▶ INSTRUCTION
Print the data that follows exactly.

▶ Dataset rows
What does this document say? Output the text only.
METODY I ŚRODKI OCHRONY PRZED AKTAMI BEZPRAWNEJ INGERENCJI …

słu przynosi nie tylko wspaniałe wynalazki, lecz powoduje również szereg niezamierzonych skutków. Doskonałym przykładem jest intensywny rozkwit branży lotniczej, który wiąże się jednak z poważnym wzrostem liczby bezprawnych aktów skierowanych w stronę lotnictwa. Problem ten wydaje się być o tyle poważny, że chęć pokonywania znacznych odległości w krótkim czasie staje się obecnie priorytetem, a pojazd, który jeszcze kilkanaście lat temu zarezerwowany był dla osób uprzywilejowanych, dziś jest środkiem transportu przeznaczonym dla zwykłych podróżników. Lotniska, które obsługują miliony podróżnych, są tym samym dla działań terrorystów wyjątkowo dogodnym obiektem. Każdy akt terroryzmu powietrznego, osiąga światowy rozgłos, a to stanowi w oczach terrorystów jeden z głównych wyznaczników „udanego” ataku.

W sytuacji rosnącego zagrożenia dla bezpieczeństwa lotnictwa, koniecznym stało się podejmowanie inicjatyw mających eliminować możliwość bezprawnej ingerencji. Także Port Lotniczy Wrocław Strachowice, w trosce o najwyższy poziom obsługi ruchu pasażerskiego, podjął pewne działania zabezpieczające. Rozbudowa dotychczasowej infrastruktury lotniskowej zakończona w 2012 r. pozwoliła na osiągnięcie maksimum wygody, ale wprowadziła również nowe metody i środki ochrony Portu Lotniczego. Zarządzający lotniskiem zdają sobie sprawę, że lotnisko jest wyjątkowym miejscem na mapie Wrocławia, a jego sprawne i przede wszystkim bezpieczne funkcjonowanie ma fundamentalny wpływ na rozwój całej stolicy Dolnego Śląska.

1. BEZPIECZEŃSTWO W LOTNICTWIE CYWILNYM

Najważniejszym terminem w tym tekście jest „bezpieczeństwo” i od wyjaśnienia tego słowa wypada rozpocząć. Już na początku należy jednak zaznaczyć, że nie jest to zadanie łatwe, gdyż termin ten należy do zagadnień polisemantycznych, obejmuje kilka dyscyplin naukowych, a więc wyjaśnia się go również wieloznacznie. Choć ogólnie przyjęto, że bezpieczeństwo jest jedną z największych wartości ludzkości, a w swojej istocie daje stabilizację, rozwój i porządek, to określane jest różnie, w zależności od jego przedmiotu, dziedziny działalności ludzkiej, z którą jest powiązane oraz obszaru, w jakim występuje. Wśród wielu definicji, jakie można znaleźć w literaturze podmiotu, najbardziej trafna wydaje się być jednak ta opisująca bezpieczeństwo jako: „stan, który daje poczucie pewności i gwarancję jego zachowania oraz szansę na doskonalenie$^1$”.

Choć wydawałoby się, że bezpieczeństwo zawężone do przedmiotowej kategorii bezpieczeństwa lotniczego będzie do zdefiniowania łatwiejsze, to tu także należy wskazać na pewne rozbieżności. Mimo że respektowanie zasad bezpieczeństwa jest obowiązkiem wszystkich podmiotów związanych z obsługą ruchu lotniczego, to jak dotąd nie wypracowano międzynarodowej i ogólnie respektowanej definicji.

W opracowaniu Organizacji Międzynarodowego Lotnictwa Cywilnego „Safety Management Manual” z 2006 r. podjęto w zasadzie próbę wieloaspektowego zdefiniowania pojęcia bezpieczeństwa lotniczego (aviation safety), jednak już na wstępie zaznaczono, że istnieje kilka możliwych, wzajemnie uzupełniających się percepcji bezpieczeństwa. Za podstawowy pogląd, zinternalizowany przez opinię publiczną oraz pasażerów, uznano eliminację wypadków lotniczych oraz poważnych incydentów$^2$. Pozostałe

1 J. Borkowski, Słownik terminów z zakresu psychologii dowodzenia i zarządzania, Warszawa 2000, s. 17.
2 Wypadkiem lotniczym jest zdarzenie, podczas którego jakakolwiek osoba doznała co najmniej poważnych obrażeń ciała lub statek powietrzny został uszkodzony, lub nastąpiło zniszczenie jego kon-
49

▶ EXERCISE OUTPUT
What does this document say? Output the text only.
METODY I ŚRODKI OCHRONY PRZED AKTAMI BEZPRAWNEJ INGERENCJI …

słu przynosi nie tylko wspaniałe wynalazki, lecz powoduje również szereg niezamierzonych skutków. Doskonałym przykładem jest intensywny rozkwit branży lotniczej, który wiąże się jednak z poważnym wzrostem liczby bezprawnych aktów skierowanych w stronę lotnictwa. Problem ten wydaje się być o tyle poważny, że chęć pokonywania znacznych odległości w krótkim czasie staje się obecnie priorytetem, a pojazd, który jeszcze kilkanaście lat temu zarezerwowany był dla osób uprzywilejowanych, dziś jest środkiem transportu przeznaczonym dla zwykłych podróżników. Lotniska, które obsługują miliony podróżnych, są tym samym dla działań terrorystów wyjątkowo dogodnym obiektem. Każdy akt terroryzmu powietrznego, osiąga światowy rozgłos, a to stanowi w oczach terrorystów jeden z głównych wyznaczników „udanego” ataku.

W sytuacji rosnącego zagrożenia dla bezpieczeństwa lotnictwa, koniecznym stało się podejmowanie inicjatyw mających eliminować możliwość bezprawnej ingerencji. Także Port Lotniczy Wrocław Strachowice, w trosce o najwyższy poziom obsługi ruchu pasażerskiego, podjął pewne działania zabezpieczające. Rozbudowa dotychczasowej infrastruktury lotniskowej zakończona w 2012 r. pozwoliła na osiągnięcie maksimum wygody, ale wprowadziła również nowe metody i środki ochrony Portu Lotniczego. Zarządzający lotniskiem zdają sobie sprawę, że lotnisko jest wyjątkowym miejscem na mapie Wrocławia, a jego sprawne i przede wszystkim bezpieczne funkcjonowanie ma fundamentalny wpływ na rozwój całej stolicy Dolnego Śląska.

1. BEZPIECZEŃSTWO W LOTNICTWIE CYWILNYM

Najważniejszym terminem w tym tekście jest „bezpieczeństwo” i od wyjaśnienia tego słowa wypada rozpocząć. Już na początku należy jednak zaznaczyć, że nie jest to zadanie łatwe, gdyż termin ten należy do zagadnień polisemantycznych, obejmuje kilka dyscyplin naukowych, a więc wyjaśnia się go również wieloznacznie. Choć ogólnie przyjęto, że bezpieczeństwo jest jedną z największych wartości ludzkości, a w swojej istocie daje stabilizację, rozwój i porządek, to określane jest różnie, w zależności od jego przedmiotu, dziedziny działalności ludzkiej, z którą jest powiązane oraz obszaru, w jakim występuje. Wśród wielu definicji, jakie można znaleźć w literaturze podmiotu, najbardziej trafna wydaje się być jednak ta opisująca bezpieczeństwo jako: „stan, który daje poczucie pewności i gwarancję jego zachowania oraz szansę na doskonalenie$^1$”.

Choć wydawałoby się, że bezpieczeństwo zawężone do przedmiotowej kategorii bezpieczeństwa lotniczego będzie do zdefiniowania łatwiejsze, to tu także należy wskazać na pewne rozbieżności. Mimo że respektowanie zasad bezpieczeństwa jest obowiązkiem wszystkich podmiotów związanych z obsługą ruchu lotniczego, to jak dotąd nie wypracowano międzynarodowej i ogólnie respektowanej definicji.

W opracowaniu Organizacji Międzynarodowego Lotnictwa Cywilnego „Safety Management Manual” z 2006 r. podjęto w zasadzie próbę wieloaspektowego zdefiniowania pojęcia bezpieczeństwa lotniczego (aviation safety), jednak już na wstępie zaznaczono, że istnieje kilka możliwych, wzajemnie uzupełniających się percepcji bezpieczeństwa. Za podstawowy pogląd, zinternalizowany przez opinię publiczną oraz pasażerów, uznano eliminację wypadków lotniczych oraz poważnych incydentów$^2$. Pozostałe

1 J. Borkowski, Słownik terminów z zakresu psychologii dowodzenia i zarządzania, Warszawa 2000, s. 17.
2 Wypadkiem lotniczym jest zdarzenie, podczas którego jakakolwiek osoba doznała co najmniej poważnych obrażeń ciała lub statek powietrzny został uszkodzony, lub nastąpiło zniszczenie jego kon-
49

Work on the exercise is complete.